WHAT YOU WILL DO: Retype the data that follows line by line, exactly, and leave its pictures out.

GIVEN RECORDS:
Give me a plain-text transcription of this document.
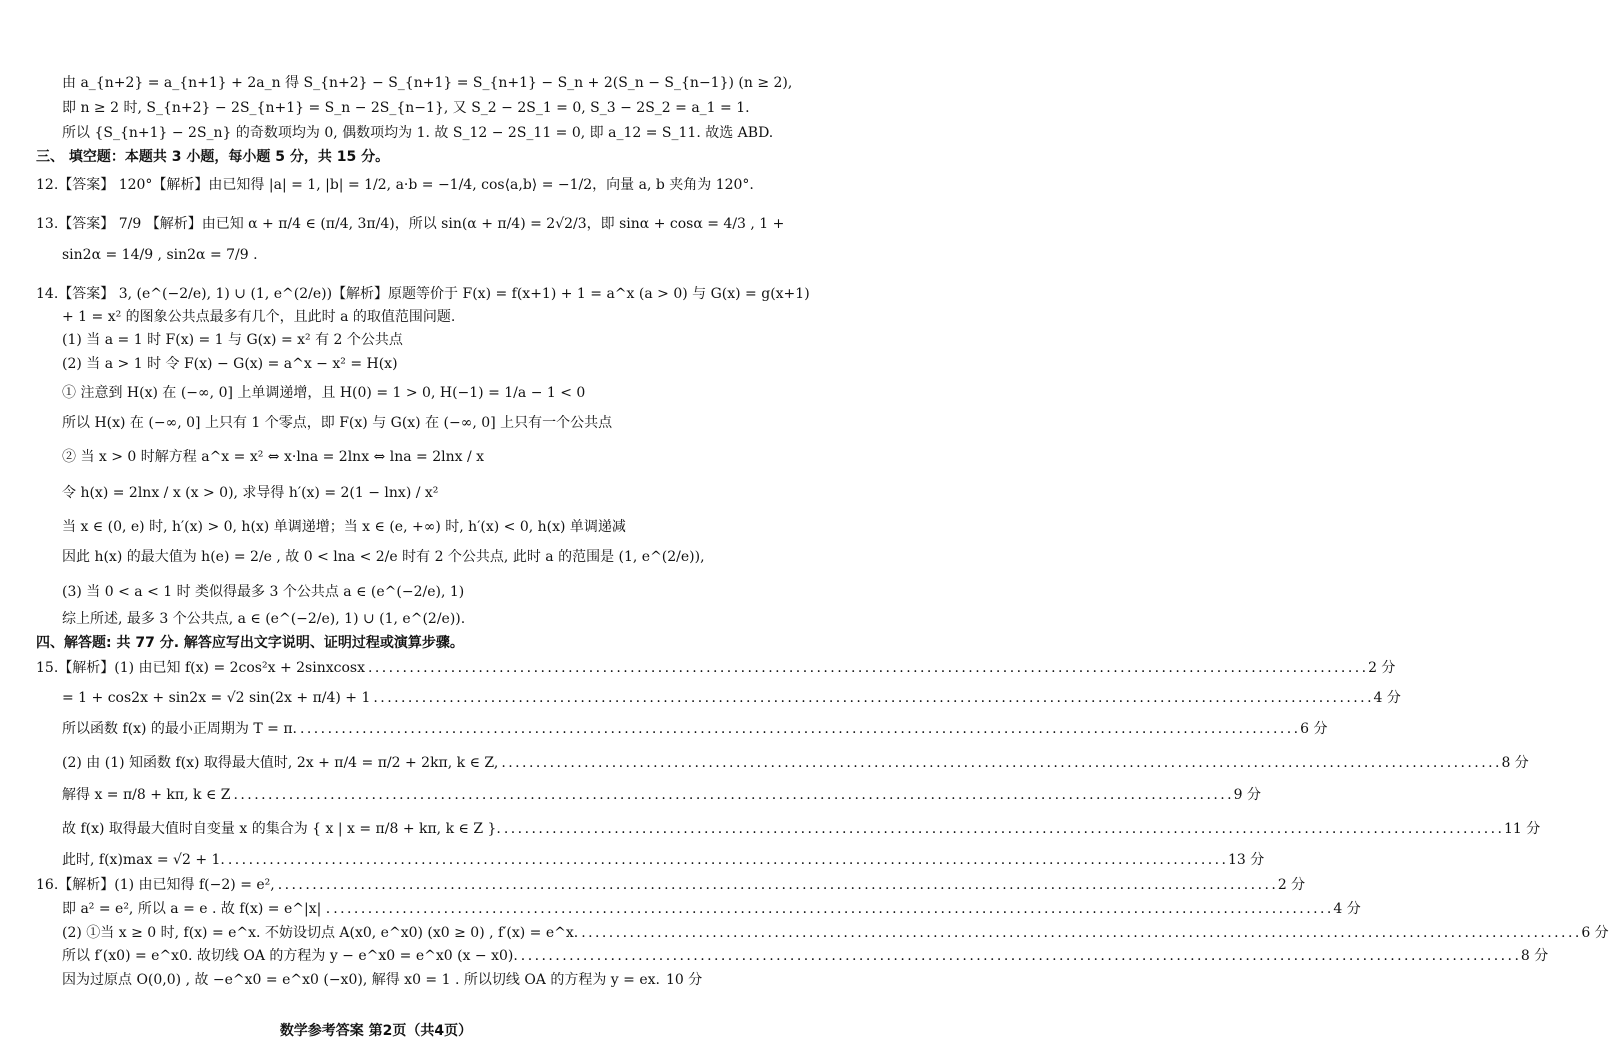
由 a_{n+2} = a_{n+1} + 2a_n 得 S_{n+2} − S_{n+1} = S_{n+1} − S_n + 2(S_n − S_{n−1}) (n ≥ 2),
即 n ≥ 2 时, S_{n+2} − 2S_{n+1} = S_n − 2S_{n−1}, 又 S_2 − 2S_1 = 0, S_3 − 2S_2 = a_1 = 1.
所以 {S_{n+1} − 2S_n} 的奇数项均为 0, 偶数项均为 1. 故 S_12 − 2S_11 = 0, 即 a_12 = S_11. 故选 ABD.
三、 填空题：本题共 3 小题，每小题 5 分，共 15 分。
12.【答案】 120°【解析】由已知得 |a| = 1, |b| = 1/2, a·b = −1/4, cos⟨a,b⟩ = −1/2，向量 a, b 夹角为 120°.
13.【答案】 7/9 【解析】由已知 α + π/4 ∈ (π/4, 3π/4)，所以 sin(α + π/4) = 2√2/3，即 sinα + cosα = 4/3 , 1 +
sin2α = 14/9 , sin2α = 7/9 .
14.【答案】 3, (e^(−2/e), 1) ∪ (1, e^(2/e))【解析】原题等价于 F(x) = f(x+1) + 1 = a^x (a > 0) 与 G(x) = g(x+1)
+ 1 = x² 的图象公共点最多有几个，且此时 a 的取值范围问题.
(1) 当 a = 1 时 F(x) = 1 与 G(x) = x² 有 2 个公共点
(2) 当 a > 1 时 令 F(x) − G(x) = a^x − x² = H(x)
① 注意到 H(x) 在 (−∞, 0] 上单调递增，且 H(0) = 1 > 0, H(−1) = 1/a − 1 < 0
所以 H(x) 在 (−∞, 0] 上只有 1 个零点，即 F(x) 与 G(x) 在 (−∞, 0] 上只有一个公共点
② 当 x > 0 时解方程 a^x = x² ⇔ x·lna = 2lnx ⇔ lna = 2lnx / x
令 h(x) = 2lnx / x (x > 0), 求导得 h′(x) = 2(1 − lnx) / x²
当 x ∈ (0, e) 时, h′(x) > 0, h(x) 单调递增；当 x ∈ (e, +∞) 时, h′(x) < 0, h(x) 单调递减
因此 h(x) 的最大值为 h(e) = 2/e , 故 0 < lna < 2/e 时有 2 个公共点, 此时 a 的范围是 (1, e^(2/e)),
(3) 当 0 < a < 1 时 类似得最多 3 个公共点 a ∈ (e^(−2/e), 1)
综上所述, 最多 3 个公共点, a ∈ (e^(−2/e), 1) ∪ (1, e^(2/e)).
四、解答题: 共 77 分. 解答应写出文字说明、证明过程或演算步骤。
15.【解析】(1) 由已知 f(x) = 2cos²x + 2sinxcosx . . .	2 分
= 1 + cos2x + sin2x = √2 sin(2x + π/4) + 1 . . .	4 分
所以函数 f(x) 的最小正周期为 T = π. . . .	6 分
(2) 由 (1) 知函数 f(x) 取得最大值时, 2x + π/4 = π/2 + 2kπ, k ∈ Z, . . .	8 分
解得 x = π/8 + kπ, k ∈ Z . . .	9 分
故 f(x) 取得最大值时自变量 x 的集合为 { x | x = π/8 + kπ, k ∈ Z }. . . .	11 分
此时, f(x)max = √2 + 1. . . .	13 分
16.【解析】(1) 由已知得 f(−2) = e², . . .	2 分
即 a² = e², 所以 a = e . 故 f(x) = e^|x| . . . .	4 分
(2) ①当 x ≥ 0 时, f(x) = e^x. 不妨设切点 A(x0, e^x0) (x0 ≥ 0) , f′(x) = e^x. . . .	6 分
所以 f′(x0) = e^x0. 故切线 OA 的方程为 y − e^x0 = e^x0 (x − x0). . . .	8 分
因为过原点 O(0,0) , 故 −e^x0 = e^x0 (−x0), 解得 x0 = 1 . 所以切线 OA 的方程为 y = ex. 10 分
数学参考答案 第2页（共4页）
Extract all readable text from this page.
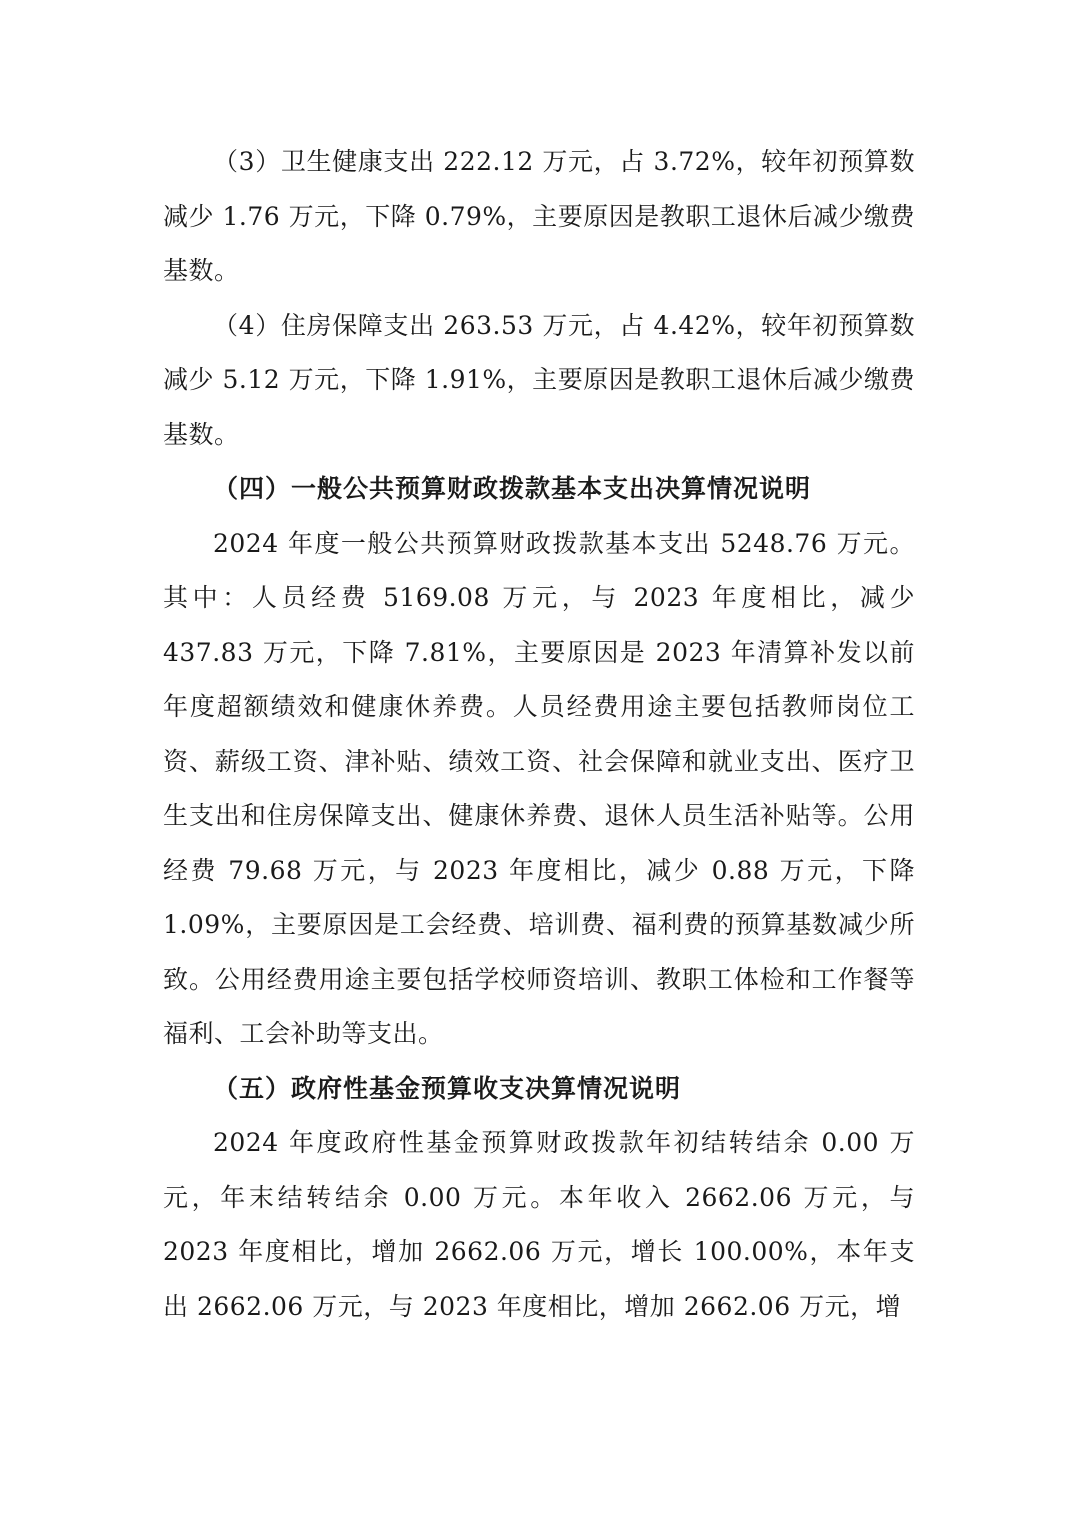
（3）卫生健康支出 222.12 万元，占 3.72%，较年初预算数减少 1.76 万元，下降 0.79%，主要原因是教职工退休后减少缴费基数。

（4）住房保障支出 263.53 万元，占 4.42%，较年初预算数减少 5.12 万元，下降 1.91%，主要原因是教职工退休后减少缴费基数。

（四）一般公共预算财政拨款基本支出决算情况说明

2024 年度一般公共预算财政拨款基本支出 5248.76 万元。其中：人员经费 5169.08 万元，与 2023 年度相比，减少 437.83 万元，下降 7.81%，主要原因是 2023 年清算补发以前年度超额绩效和健康休养费。人员经费用途主要包括教师岗位工资、薪级工资、津补贴、绩效工资、社会保障和就业支出、医疗卫生支出和住房保障支出、健康休养费、退休人员生活补贴等。公用经费 79.68 万元，与 2023 年度相比，减少 0.88 万元，下降 1.09%，主要原因是工会经费、培训费、福利费的预算基数减少所致。公用经费用途主要包括学校师资培训、教职工体检和工作餐等福利、工会补助等支出。

（五）政府性基金预算收支决算情况说明

2024 年度政府性基金预算财政拨款年初结转结余 0.00 万元，年末结转结余 0.00 万元。本年收入 2662.06 万元，与 2023 年度相比，增加 2662.06 万元，增长 100.00%，本年支出 2662.06 万元，与 2023 年度相比，增加 2662.06 万元，增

ANSWER TO THIS PROBLEM:
Give me a plain-text transcription of this document.
由 a_{n+2} = a_{n+1} + 2a_n 得 S_{n+2} − S_{n+1} = S_{n+1} − S_n + 2(S_n − S_{n−1}) (n ≥ 2),
即 n ≥ 2 时, S_{n+2} − 2S_{n+1} = S_n − 2S_{n−1}, 又 S_2 − 2S_1 = 0, S_3 − 2S_2 = a_1 = 1.
所以 {S_{n+1} − 2S_n} 的奇数项均为 0, 偶数项均为 1. 故 S_12 − 2S_11 = 0, 即 a_12 = S_11. 故选 ABD.
三、 填空题：本题共 3 小题，每小题 5 分，共 15 分。
12.【答案】 120°【解析】由已知得 |a| = 1, |b| = 1/2, a·b = −1/4, cos⟨a,b⟩ = −1/2，向量 a, b 夹角为 120°.
13.【答案】 7/9 【解析】由已知 α + π/4 ∈ (π/4, 3π/4)，所以 sin(α + π/4) = 2√2/3，即 sinα + cosα = 4/3 , 1 +
sin2α = 14/9 , sin2α = 7/9 .
14.【答案】 3, (e^(−2/e), 1) ∪ (1, e^(2/e))【解析】原题等价于 F(x) = f(x+1) + 1 = a^x (a > 0) 与 G(x) = g(x+1)
+ 1 = x² 的图象公共点最多有几个，且此时 a 的取值范围问题.
(1) 当 a = 1 时 F(x) = 1 与 G(x) = x² 有 2 个公共点
(2) 当 a > 1 时 令 F(x) − G(x) = a^x − x² = H(x)
① 注意到 H(x) 在 (−∞, 0] 上单调递增，且 H(0) = 1 > 0, H(−1) = 1/a − 1 < 0
所以 H(x) 在 (−∞, 0] 上只有 1 个零点，即 F(x) 与 G(x) 在 (−∞, 0] 上只有一个公共点
② 当 x > 0 时解方程 a^x = x² ⇔ x·lna = 2lnx ⇔ lna = 2lnx / x
令 h(x) = 2lnx / x (x > 0), 求导得 h′(x) = 2(1 − lnx) / x²
当 x ∈ (0, e) 时, h′(x) > 0, h(x) 单调递增；当 x ∈ (e, +∞) 时, h′(x) < 0, h(x) 单调递减
因此 h(x) 的最大值为 h(e) = 2/e , 故 0 < lna < 2/e 时有 2 个公共点, 此时 a 的范围是 (1, e^(2/e)),
(3) 当 0 < a < 1 时 类似得最多 3 个公共点 a ∈ (e^(−2/e), 1)
综上所述, 最多 3 个公共点, a ∈ (e^(−2/e), 1) ∪ (1, e^(2/e)).
四、解答题: 共 77 分. 解答应写出文字说明、证明过程或演算步骤。
15.【解析】(1) 由已知 f(x) = 2cos²x + 2sinxcosx . . .	2 分
= 1 + cos2x + sin2x = √2 sin(2x + π/4) + 1 . . .	4 分
所以函数 f(x) 的最小正周期为 T = π. . . .	6 分
(2) 由 (1) 知函数 f(x) 取得最大值时, 2x + π/4 = π/2 + 2kπ, k ∈ Z, . . .	8 分
解得 x = π/8 + kπ, k ∈ Z . . .	9 分
故 f(x) 取得最大值时自变量 x 的集合为 { x | x = π/8 + kπ, k ∈ Z }. . . .	11 分
此时, f(x)max = √2 + 1. . . .	13 分
16.【解析】(1) 由已知得 f(−2) = e², . . .	2 分
即 a² = e², 所以 a = e . 故 f(x) = e^|x| . . . .	4 分
(2) ①当 x ≥ 0 时, f(x) = e^x. 不妨设切点 A(x0, e^x0) (x0 ≥ 0) , f′(x) = e^x. . . .	6 分
所以 f′(x0) = e^x0. 故切线 OA 的方程为 y − e^x0 = e^x0 (x − x0). . . .	8 分
因为过原点 O(0,0) , 故 −e^x0 = e^x0 (−x0), 解得 x0 = 1 . 所以切线 OA 的方程为 y = ex. 10 分
数学参考答案 第2页（共4页）
Extract all readable text from this page.
（3）卫生健康支出 222.12 万元，占 3.72%，较年初预算数减少 1.76 万元，下降 0.79%，主要原因是教职工退休后减少缴费基数。

（4）住房保障支出 263.53 万元，占 4.42%，较年初预算数减少 5.12 万元，下降 1.91%，主要原因是教职工退休后减少缴费基数。

（四）一般公共预算财政拨款基本支出决算情况说明

2024 年度一般公共预算财政拨款基本支出 5248.76 万元。其中：人员经费 5169.08 万元，与 2023 年度相比，减少 437.83 万元，下降 7.81%，主要原因是 2023 年清算补发以前年度超额绩效和健康休养费。人员经费用途主要包括教师岗位工资、薪级工资、津补贴、绩效工资、社会保障和就业支出、医疗卫生支出和住房保障支出、健康休养费、退休人员生活补贴等。公用经费 79.68 万元，与 2023 年度相比，减少 0.88 万元，下降 1.09%，主要原因是工会经费、培训费、福利费的预算基数减少所致。公用经费用途主要包括学校师资培训、教职工体检和工作餐等福利、工会补助等支出。

（五）政府性基金预算收支决算情况说明

2024 年度政府性基金预算财政拨款年初结转结余 0.00 万元，年末结转结余 0.00 万元。本年收入 2662.06 万元，与 2023 年度相比，增加 2662.06 万元，增长 100.00%，本年支出 2662.06 万元，与 2023 年度相比，增加 2662.06 万元，增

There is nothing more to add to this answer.